━━ Provided records ━━

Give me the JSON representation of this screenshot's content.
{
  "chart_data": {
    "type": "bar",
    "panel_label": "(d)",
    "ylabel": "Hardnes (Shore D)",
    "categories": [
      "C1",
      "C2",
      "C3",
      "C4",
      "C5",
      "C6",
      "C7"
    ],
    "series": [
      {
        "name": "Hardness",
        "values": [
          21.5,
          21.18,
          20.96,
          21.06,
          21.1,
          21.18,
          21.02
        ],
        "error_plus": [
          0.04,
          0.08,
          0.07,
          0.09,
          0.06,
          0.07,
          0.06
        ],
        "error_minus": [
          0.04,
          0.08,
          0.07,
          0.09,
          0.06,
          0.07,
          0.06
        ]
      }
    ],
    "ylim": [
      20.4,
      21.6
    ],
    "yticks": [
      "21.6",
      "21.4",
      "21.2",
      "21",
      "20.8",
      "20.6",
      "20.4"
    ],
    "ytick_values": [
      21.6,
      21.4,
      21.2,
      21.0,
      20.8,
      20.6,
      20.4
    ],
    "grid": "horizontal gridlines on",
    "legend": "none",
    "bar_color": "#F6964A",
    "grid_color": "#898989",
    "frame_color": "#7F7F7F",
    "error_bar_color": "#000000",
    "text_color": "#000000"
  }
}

━━━

Work to be completed: Extract the listing in its entirety and repeat it exactly.

Result of the exercise:
Give me the JSON representation of this screenshot's content.
{
  "chart_data": {
    "type": "bar",
    "panel_label": "(d)",
    "ylabel": "Hardnes (Shore D)",
    "categories": [
      "C1",
      "C2",
      "C3",
      "C4",
      "C5",
      "C6",
      "C7"
    ],
    "series": [
      {
        "name": "Hardness",
        "values": [
          21.5,
          21.18,
          20.96,
          21.06,
          21.1,
          21.18,
          21.02
        ],
        "error_plus": [
          0.04,
          0.08,
          0.07,
          0.09,
          0.06,
          0.07,
          0.06
        ],
        "error_minus": [
          0.04,
          0.08,
          0.07,
          0.09,
          0.06,
          0.07,
          0.06
        ]
      }
    ],
    "ylim": [
      20.4,
      21.6
    ],
    "yticks": [
      "21.6",
      "21.4",
      "21.2",
      "21",
      "20.8",
      "20.6",
      "20.4"
    ],
    "ytick_values": [
      21.6,
      21.4,
      21.2,
      21.0,
      20.8,
      20.6,
      20.4
    ],
    "grid": "horizontal gridlines on",
    "legend": "none",
    "bar_color": "#F6964A",
    "grid_color": "#898989",
    "frame_color": "#7F7F7F",
    "error_bar_color": "#000000",
    "text_color": "#000000"
  }
}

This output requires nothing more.